Extract the full listing verbatim and drop any pictures from your copy.

** START **

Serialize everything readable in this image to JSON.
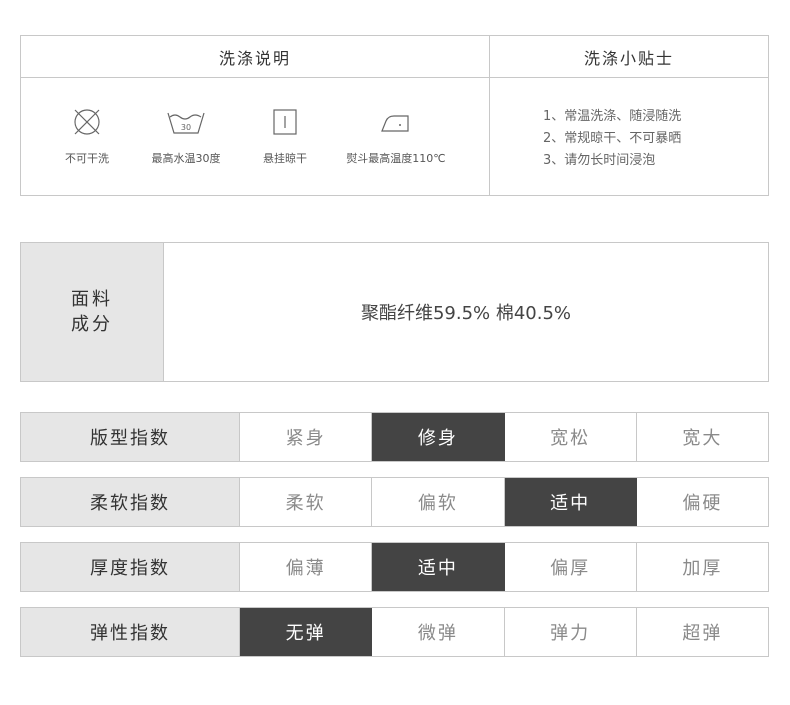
{
  "washing": {
    "header_left": "洗涤说明",
    "header_right": "洗涤小贴士",
    "care_items": [
      {
        "icon": "no-dry-clean-icon",
        "label": "不可干洗"
      },
      {
        "icon": "wash-30-icon",
        "label": "最高水温30度",
        "icon_text": "30"
      },
      {
        "icon": "hang-dry-icon",
        "label": "悬挂晾干"
      },
      {
        "icon": "iron-icon",
        "label": "熨斗最高温度110℃"
      }
    ],
    "tips": [
      "1、常温洗涤、随浸随洗",
      "2、常规晾干、不可暴晒",
      "3、请勿长时间浸泡"
    ]
  },
  "fabric": {
    "label_line1": "面料",
    "label_line2": "成分",
    "value": "聚酯纤维59.5% 棉40.5%"
  },
  "indices": [
    {
      "label": "版型指数",
      "options": [
        "紧身",
        "修身",
        "宽松",
        "宽大"
      ],
      "selected": 1
    },
    {
      "label": "柔软指数",
      "options": [
        "柔软",
        "偏软",
        "适中",
        "偏硬"
      ],
      "selected": 2
    },
    {
      "label": "厚度指数",
      "options": [
        "偏薄",
        "适中",
        "偏厚",
        "加厚"
      ],
      "selected": 1
    },
    {
      "label": "弹性指数",
      "options": [
        "无弹",
        "微弹",
        "弹力",
        "超弹"
      ],
      "selected": 0
    }
  ],
  "colors": {
    "selected_bg": "#444444",
    "label_bg": "#e6e6e6",
    "border": "#c8c8c8"
  }
}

** END **

• THE ANSWER
Serialize everything readable in this image to JSON.
{
  "washing": {
    "header_left": "洗涤说明",
    "header_right": "洗涤小贴士",
    "care_items": [
      {
        "icon": "no-dry-clean-icon",
        "label": "不可干洗"
      },
      {
        "icon": "wash-30-icon",
        "label": "最高水温30度",
        "icon_text": "30"
      },
      {
        "icon": "hang-dry-icon",
        "label": "悬挂晾干"
      },
      {
        "icon": "iron-icon",
        "label": "熨斗最高温度110℃"
      }
    ],
    "tips": [
      "1、常温洗涤、随浸随洗",
      "2、常规晾干、不可暴晒",
      "3、请勿长时间浸泡"
    ]
  },
  "fabric": {
    "label_line1": "面料",
    "label_line2": "成分",
    "value": "聚酯纤维59.5% 棉40.5%"
  },
  "indices": [
    {
      "label": "版型指数",
      "options": [
        "紧身",
        "修身",
        "宽松",
        "宽大"
      ],
      "selected": 1
    },
    {
      "label": "柔软指数",
      "options": [
        "柔软",
        "偏软",
        "适中",
        "偏硬"
      ],
      "selected": 2
    },
    {
      "label": "厚度指数",
      "options": [
        "偏薄",
        "适中",
        "偏厚",
        "加厚"
      ],
      "selected": 1
    },
    {
      "label": "弹性指数",
      "options": [
        "无弹",
        "微弹",
        "弹力",
        "超弹"
      ],
      "selected": 0
    }
  ],
  "colors": {
    "selected_bg": "#444444",
    "label_bg": "#e6e6e6",
    "border": "#c8c8c8"
  }
}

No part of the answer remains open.